EXERCISE INSTRUCTIONS>
The listing below is to be output in its exact form.

------------------------------------------------

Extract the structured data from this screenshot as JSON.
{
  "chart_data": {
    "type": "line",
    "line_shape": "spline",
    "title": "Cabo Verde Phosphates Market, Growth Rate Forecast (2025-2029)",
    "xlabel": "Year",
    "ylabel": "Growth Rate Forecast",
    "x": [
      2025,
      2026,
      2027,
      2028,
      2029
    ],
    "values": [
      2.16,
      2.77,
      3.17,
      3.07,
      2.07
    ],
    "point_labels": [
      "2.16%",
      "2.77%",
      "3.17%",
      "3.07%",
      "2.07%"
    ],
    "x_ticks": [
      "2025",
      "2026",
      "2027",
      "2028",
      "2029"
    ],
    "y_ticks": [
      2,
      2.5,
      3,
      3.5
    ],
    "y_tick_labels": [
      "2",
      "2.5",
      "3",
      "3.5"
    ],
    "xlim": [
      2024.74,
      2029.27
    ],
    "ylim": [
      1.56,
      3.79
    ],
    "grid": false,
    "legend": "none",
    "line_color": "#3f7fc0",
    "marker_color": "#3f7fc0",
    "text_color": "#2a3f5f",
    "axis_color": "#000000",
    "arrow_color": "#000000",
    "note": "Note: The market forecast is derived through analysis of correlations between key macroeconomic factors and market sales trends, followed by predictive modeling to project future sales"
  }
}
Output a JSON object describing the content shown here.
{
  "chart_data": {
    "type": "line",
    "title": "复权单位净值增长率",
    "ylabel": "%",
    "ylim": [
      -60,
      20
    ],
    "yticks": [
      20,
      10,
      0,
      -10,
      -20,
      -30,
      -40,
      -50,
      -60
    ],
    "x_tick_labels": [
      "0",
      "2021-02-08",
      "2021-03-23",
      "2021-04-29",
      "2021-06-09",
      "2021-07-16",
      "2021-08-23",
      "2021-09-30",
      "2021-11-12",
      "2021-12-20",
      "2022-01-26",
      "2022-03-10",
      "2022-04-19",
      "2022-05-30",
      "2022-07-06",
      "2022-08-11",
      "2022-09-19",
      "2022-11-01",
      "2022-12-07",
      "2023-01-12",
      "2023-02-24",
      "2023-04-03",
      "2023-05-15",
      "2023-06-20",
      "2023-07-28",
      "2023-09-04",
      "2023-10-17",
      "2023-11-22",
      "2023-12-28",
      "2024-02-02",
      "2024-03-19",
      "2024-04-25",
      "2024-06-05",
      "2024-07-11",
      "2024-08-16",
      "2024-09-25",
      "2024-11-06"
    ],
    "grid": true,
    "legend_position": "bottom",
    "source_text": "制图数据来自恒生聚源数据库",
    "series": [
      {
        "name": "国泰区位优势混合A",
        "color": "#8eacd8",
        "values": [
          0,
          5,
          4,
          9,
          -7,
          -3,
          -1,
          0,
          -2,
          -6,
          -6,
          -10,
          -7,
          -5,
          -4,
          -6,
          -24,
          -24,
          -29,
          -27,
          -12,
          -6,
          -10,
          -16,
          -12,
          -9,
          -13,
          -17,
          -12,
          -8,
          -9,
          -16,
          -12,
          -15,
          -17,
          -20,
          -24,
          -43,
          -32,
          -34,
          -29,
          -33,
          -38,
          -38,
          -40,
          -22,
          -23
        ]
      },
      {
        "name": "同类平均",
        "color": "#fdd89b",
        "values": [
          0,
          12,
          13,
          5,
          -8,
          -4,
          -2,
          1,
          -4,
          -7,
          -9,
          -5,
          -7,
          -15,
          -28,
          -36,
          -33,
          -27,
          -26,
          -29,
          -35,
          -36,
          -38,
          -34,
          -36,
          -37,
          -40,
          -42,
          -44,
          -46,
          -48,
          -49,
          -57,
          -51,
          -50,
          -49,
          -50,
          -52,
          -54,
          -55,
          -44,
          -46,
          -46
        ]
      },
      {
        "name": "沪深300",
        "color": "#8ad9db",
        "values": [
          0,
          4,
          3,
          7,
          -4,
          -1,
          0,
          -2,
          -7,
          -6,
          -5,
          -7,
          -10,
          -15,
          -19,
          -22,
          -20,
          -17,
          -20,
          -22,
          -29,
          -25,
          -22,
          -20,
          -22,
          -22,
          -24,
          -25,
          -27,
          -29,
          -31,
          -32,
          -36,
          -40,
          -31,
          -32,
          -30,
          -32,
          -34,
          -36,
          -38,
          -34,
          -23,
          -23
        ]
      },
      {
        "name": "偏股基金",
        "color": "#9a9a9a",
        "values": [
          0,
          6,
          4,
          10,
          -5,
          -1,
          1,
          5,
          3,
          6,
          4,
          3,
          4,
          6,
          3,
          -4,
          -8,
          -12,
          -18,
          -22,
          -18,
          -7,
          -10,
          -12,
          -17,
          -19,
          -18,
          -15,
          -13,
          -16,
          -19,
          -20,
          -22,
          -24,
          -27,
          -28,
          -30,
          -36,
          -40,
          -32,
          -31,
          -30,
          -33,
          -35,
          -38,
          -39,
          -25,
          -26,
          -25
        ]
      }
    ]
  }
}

------------------------------------------------

CORRECT ANSWER>
Extract the structured data from this screenshot as JSON.
{
  "chart_data": {
    "type": "line",
    "line_shape": "spline",
    "title": "Cabo Verde Phosphates Market, Growth Rate Forecast (2025-2029)",
    "xlabel": "Year",
    "ylabel": "Growth Rate Forecast",
    "x": [
      2025,
      2026,
      2027,
      2028,
      2029
    ],
    "values": [
      2.16,
      2.77,
      3.17,
      3.07,
      2.07
    ],
    "point_labels": [
      "2.16%",
      "2.77%",
      "3.17%",
      "3.07%",
      "2.07%"
    ],
    "x_ticks": [
      "2025",
      "2026",
      "2027",
      "2028",
      "2029"
    ],
    "y_ticks": [
      2,
      2.5,
      3,
      3.5
    ],
    "y_tick_labels": [
      "2",
      "2.5",
      "3",
      "3.5"
    ],
    "xlim": [
      2024.74,
      2029.27
    ],
    "ylim": [
      1.56,
      3.79
    ],
    "grid": false,
    "legend": "none",
    "line_color": "#3f7fc0",
    "marker_color": "#3f7fc0",
    "text_color": "#2a3f5f",
    "axis_color": "#000000",
    "arrow_color": "#000000",
    "note": "Note: The market forecast is derived through analysis of correlations between key macroeconomic factors and market sales trends, followed by predictive modeling to project future sales"
  }
}
Output a JSON object describing the content shown here.
{
  "chart_data": {
    "type": "line",
    "title": "复权单位净值增长率",
    "ylabel": "%",
    "ylim": [
      -60,
      20
    ],
    "yticks": [
      20,
      10,
      0,
      -10,
      -20,
      -30,
      -40,
      -50,
      -60
    ],
    "x_tick_labels": [
      "0",
      "2021-02-08",
      "2021-03-23",
      "2021-04-29",
      "2021-06-09",
      "2021-07-16",
      "2021-08-23",
      "2021-09-30",
      "2021-11-12",
      "2021-12-20",
      "2022-01-26",
      "2022-03-10",
      "2022-04-19",
      "2022-05-30",
      "2022-07-06",
      "2022-08-11",
      "2022-09-19",
      "2022-11-01",
      "2022-12-07",
      "2023-01-12",
      "2023-02-24",
      "2023-04-03",
      "2023-05-15",
      "2023-06-20",
      "2023-07-28",
      "2023-09-04",
      "2023-10-17",
      "2023-11-22",
      "2023-12-28",
      "2024-02-02",
      "2024-03-19",
      "2024-04-25",
      "2024-06-05",
      "2024-07-11",
      "2024-08-16",
      "2024-09-25",
      "2024-11-06"
    ],
    "grid": true,
    "legend_position": "bottom",
    "source_text": "制图数据来自恒生聚源数据库",
    "series": [
      {
        "name": "国泰区位优势混合A",
        "color": "#8eacd8",
        "values": [
          0,
          5,
          4,
          9,
          -7,
          -3,
          -1,
          0,
          -2,
          -6,
          -6,
          -10,
          -7,
          -5,
          -4,
          -6,
          -24,
          -24,
          -29,
          -27,
          -12,
          -6,
          -10,
          -16,
          -12,
          -9,
          -13,
          -17,
          -12,
          -8,
          -9,
          -16,
          -12,
          -15,
          -17,
          -20,
          -24,
          -43,
          -32,
          -34,
          -29,
          -33,
          -38,
          -38,
          -40,
          -22,
          -23
        ]
      },
      {
        "name": "同类平均",
        "color": "#fdd89b",
        "values": [
          0,
          12,
          13,
          5,
          -8,
          -4,
          -2,
          1,
          -4,
          -7,
          -9,
          -5,
          -7,
          -15,
          -28,
          -36,
          -33,
          -27,
          -26,
          -29,
          -35,
          -36,
          -38,
          -34,
          -36,
          -37,
          -40,
          -42,
          -44,
          -46,
          -48,
          -49,
          -57,
          -51,
          -50,
          -49,
          -50,
          -52,
          -54,
          -55,
          -44,
          -46,
          -46
        ]
      },
      {
        "name": "沪深300",
        "color": "#8ad9db",
        "values": [
          0,
          4,
          3,
          7,
          -4,
          -1,
          0,
          -2,
          -7,
          -6,
          -5,
          -7,
          -10,
          -15,
          -19,
          -22,
          -20,
          -17,
          -20,
          -22,
          -29,
          -25,
          -22,
          -20,
          -22,
          -22,
          -24,
          -25,
          -27,
          -29,
          -31,
          -32,
          -36,
          -40,
          -31,
          -32,
          -30,
          -32,
          -34,
          -36,
          -38,
          -34,
          -23,
          -23
        ]
      },
      {
        "name": "偏股基金",
        "color": "#9a9a9a",
        "values": [
          0,
          6,
          4,
          10,
          -5,
          -1,
          1,
          5,
          3,
          6,
          4,
          3,
          4,
          6,
          3,
          -4,
          -8,
          -12,
          -18,
          -22,
          -18,
          -7,
          -10,
          -12,
          -17,
          -19,
          -18,
          -15,
          -13,
          -16,
          -19,
          -20,
          -22,
          -24,
          -27,
          -28,
          -30,
          -36,
          -40,
          -32,
          -31,
          -30,
          -33,
          -35,
          -38,
          -39,
          -25,
          -26,
          -25
        ]
      }
    ]
  }
}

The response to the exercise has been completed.